*** Dataset entries ***

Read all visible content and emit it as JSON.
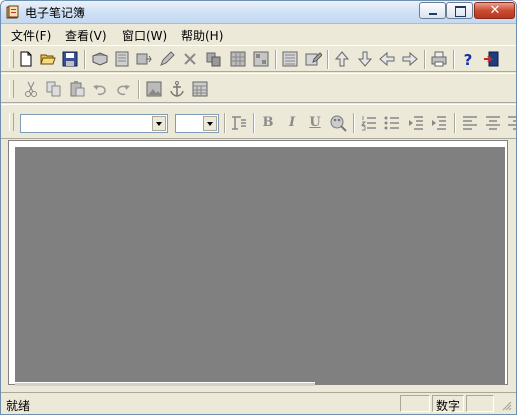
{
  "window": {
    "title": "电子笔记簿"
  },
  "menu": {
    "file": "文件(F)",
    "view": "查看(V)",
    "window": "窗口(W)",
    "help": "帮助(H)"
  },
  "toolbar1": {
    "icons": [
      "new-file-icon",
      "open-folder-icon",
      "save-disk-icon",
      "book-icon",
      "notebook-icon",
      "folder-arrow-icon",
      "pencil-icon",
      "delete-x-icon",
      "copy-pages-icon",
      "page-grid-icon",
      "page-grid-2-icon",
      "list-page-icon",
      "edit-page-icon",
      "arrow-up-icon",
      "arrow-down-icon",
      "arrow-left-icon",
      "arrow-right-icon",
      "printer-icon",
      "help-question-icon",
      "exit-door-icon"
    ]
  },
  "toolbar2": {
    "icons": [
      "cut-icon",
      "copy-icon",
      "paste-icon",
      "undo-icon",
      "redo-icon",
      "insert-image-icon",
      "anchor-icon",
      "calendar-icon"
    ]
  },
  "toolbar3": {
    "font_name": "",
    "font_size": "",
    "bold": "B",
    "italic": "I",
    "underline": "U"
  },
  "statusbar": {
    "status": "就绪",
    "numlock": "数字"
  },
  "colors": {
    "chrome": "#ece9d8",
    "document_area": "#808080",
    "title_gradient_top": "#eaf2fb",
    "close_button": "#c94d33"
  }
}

***

• _Task statement_
Copy out each record shown above without alteration, skipping any picture.

• _Response to the task_
Read all visible content and emit it as JSON.
{
  "window": {
    "title": "电子笔记簿"
  },
  "menu": {
    "file": "文件(F)",
    "view": "查看(V)",
    "window": "窗口(W)",
    "help": "帮助(H)"
  },
  "toolbar1": {
    "icons": [
      "new-file-icon",
      "open-folder-icon",
      "save-disk-icon",
      "book-icon",
      "notebook-icon",
      "folder-arrow-icon",
      "pencil-icon",
      "delete-x-icon",
      "copy-pages-icon",
      "page-grid-icon",
      "page-grid-2-icon",
      "list-page-icon",
      "edit-page-icon",
      "arrow-up-icon",
      "arrow-down-icon",
      "arrow-left-icon",
      "arrow-right-icon",
      "printer-icon",
      "help-question-icon",
      "exit-door-icon"
    ]
  },
  "toolbar2": {
    "icons": [
      "cut-icon",
      "copy-icon",
      "paste-icon",
      "undo-icon",
      "redo-icon",
      "insert-image-icon",
      "anchor-icon",
      "calendar-icon"
    ]
  },
  "toolbar3": {
    "font_name": "",
    "font_size": "",
    "bold": "B",
    "italic": "I",
    "underline": "U"
  },
  "statusbar": {
    "status": "就绪",
    "numlock": "数字"
  },
  "colors": {
    "chrome": "#ece9d8",
    "document_area": "#808080",
    "title_gradient_top": "#eaf2fb",
    "close_button": "#c94d33"
  }
}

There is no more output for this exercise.